>> START

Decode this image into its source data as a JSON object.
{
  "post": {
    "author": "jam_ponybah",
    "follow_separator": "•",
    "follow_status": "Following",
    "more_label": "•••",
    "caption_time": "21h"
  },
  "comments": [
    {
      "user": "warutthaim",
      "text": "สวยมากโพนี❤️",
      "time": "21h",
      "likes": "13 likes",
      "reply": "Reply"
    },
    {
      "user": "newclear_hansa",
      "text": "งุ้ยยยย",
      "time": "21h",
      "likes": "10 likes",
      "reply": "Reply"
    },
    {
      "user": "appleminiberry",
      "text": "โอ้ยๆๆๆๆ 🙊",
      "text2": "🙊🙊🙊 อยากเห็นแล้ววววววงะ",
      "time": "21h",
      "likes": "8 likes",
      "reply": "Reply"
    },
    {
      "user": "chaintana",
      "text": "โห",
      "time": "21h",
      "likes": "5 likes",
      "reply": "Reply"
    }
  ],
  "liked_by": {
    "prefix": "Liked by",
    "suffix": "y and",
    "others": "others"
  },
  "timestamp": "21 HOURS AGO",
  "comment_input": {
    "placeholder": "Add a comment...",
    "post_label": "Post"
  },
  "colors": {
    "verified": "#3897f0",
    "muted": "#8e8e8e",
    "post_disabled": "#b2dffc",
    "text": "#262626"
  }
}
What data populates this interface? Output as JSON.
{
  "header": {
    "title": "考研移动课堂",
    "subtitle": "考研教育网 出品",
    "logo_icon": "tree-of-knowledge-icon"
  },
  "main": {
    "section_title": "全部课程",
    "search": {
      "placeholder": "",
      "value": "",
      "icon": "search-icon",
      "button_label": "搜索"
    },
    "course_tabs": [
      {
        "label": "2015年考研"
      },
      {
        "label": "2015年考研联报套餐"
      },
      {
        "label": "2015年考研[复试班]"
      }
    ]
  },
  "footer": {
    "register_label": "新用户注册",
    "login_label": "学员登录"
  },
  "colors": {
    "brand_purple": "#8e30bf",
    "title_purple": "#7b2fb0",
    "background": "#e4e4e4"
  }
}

>> END

* _Direction_
Each line of the listing above should be output exactly.

* _Correct response_
Decode this image into its source data as a JSON object.
{
  "post": {
    "author": "jam_ponybah",
    "follow_separator": "•",
    "follow_status": "Following",
    "more_label": "•••",
    "caption_time": "21h"
  },
  "comments": [
    {
      "user": "warutthaim",
      "text": "สวยมากโพนี❤️",
      "time": "21h",
      "likes": "13 likes",
      "reply": "Reply"
    },
    {
      "user": "newclear_hansa",
      "text": "งุ้ยยยย",
      "time": "21h",
      "likes": "10 likes",
      "reply": "Reply"
    },
    {
      "user": "appleminiberry",
      "text": "โอ้ยๆๆๆๆ 🙊",
      "text2": "🙊🙊🙊 อยากเห็นแล้ววววววงะ",
      "time": "21h",
      "likes": "8 likes",
      "reply": "Reply"
    },
    {
      "user": "chaintana",
      "text": "โห",
      "time": "21h",
      "likes": "5 likes",
      "reply": "Reply"
    }
  ],
  "liked_by": {
    "prefix": "Liked by",
    "suffix": "y and",
    "others": "others"
  },
  "timestamp": "21 HOURS AGO",
  "comment_input": {
    "placeholder": "Add a comment...",
    "post_label": "Post"
  },
  "colors": {
    "verified": "#3897f0",
    "muted": "#8e8e8e",
    "post_disabled": "#b2dffc",
    "text": "#262626"
  }
}
What data populates this interface? Output as JSON.
{
  "header": {
    "title": "考研移动课堂",
    "subtitle": "考研教育网 出品",
    "logo_icon": "tree-of-knowledge-icon"
  },
  "main": {
    "section_title": "全部课程",
    "search": {
      "placeholder": "",
      "value": "",
      "icon": "search-icon",
      "button_label": "搜索"
    },
    "course_tabs": [
      {
        "label": "2015年考研"
      },
      {
        "label": "2015年考研联报套餐"
      },
      {
        "label": "2015年考研[复试班]"
      }
    ]
  },
  "footer": {
    "register_label": "新用户注册",
    "login_label": "学员登录"
  },
  "colors": {
    "brand_purple": "#8e30bf",
    "title_purple": "#7b2fb0",
    "background": "#e4e4e4"
  }
}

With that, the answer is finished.